> [WHAT IS BEING ASKED] Gather every line in the records below that contains the word "ImageEx".

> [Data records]
-=-=-

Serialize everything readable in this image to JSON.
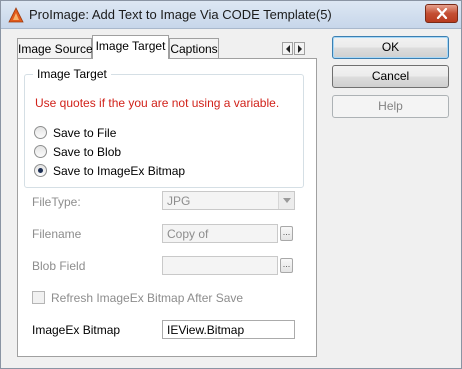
{
  "window": {
    "title": "ProImage: Add Text to Image Via CODE Template(5)"
  },
  "tabs": [
    {
      "label": "Image Source",
      "active": false
    },
    {
      "label": "Image Target",
      "active": true
    },
    {
      "label": "Captions",
      "active": false
    }
  ],
  "group": {
    "legend": "Image Target",
    "warning": "Use quotes if the you are not using a variable.",
    "warning_color": "#d1221a",
    "options": [
      {
        "label": "Save to File",
        "checked": false
      },
      {
        "label": "Save to Blob",
        "checked": false
      },
      {
        "label": "Save to ImageEx Bitmap",
        "checked": true
      }
    ]
  },
  "fields": {
    "filetype_label": "FileType:",
    "filetype_value": "JPG",
    "filename_label": "Filename",
    "filename_value": "Copy of",
    "blobfield_label": "Blob Field",
    "blobfield_value": "",
    "refresh_label": "Refresh ImageEx Bitmap After Save",
    "refresh_checked": false,
    "bitmap_label": "ImageEx Bitmap",
    "bitmap_value": "IEView.Bitmap"
  },
  "buttons": {
    "ok": "OK",
    "cancel": "Cancel",
    "help": "Help",
    "ellipsis": "..."
  },
  "icons": {
    "app": "proimage-app-icon",
    "close": "close-icon",
    "tab_left": "arrow-left-icon",
    "tab_right": "arrow-right-icon",
    "dropdown": "chevron-down-icon"
  }
}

-=-=-

> [RESULT FOR THIS EXERCISE]
        "label": "Save to ImageEx Bitmap",
    "refresh_label": "Refresh ImageEx Bitmap After Save",
    "bitmap_label": "ImageEx Bitmap",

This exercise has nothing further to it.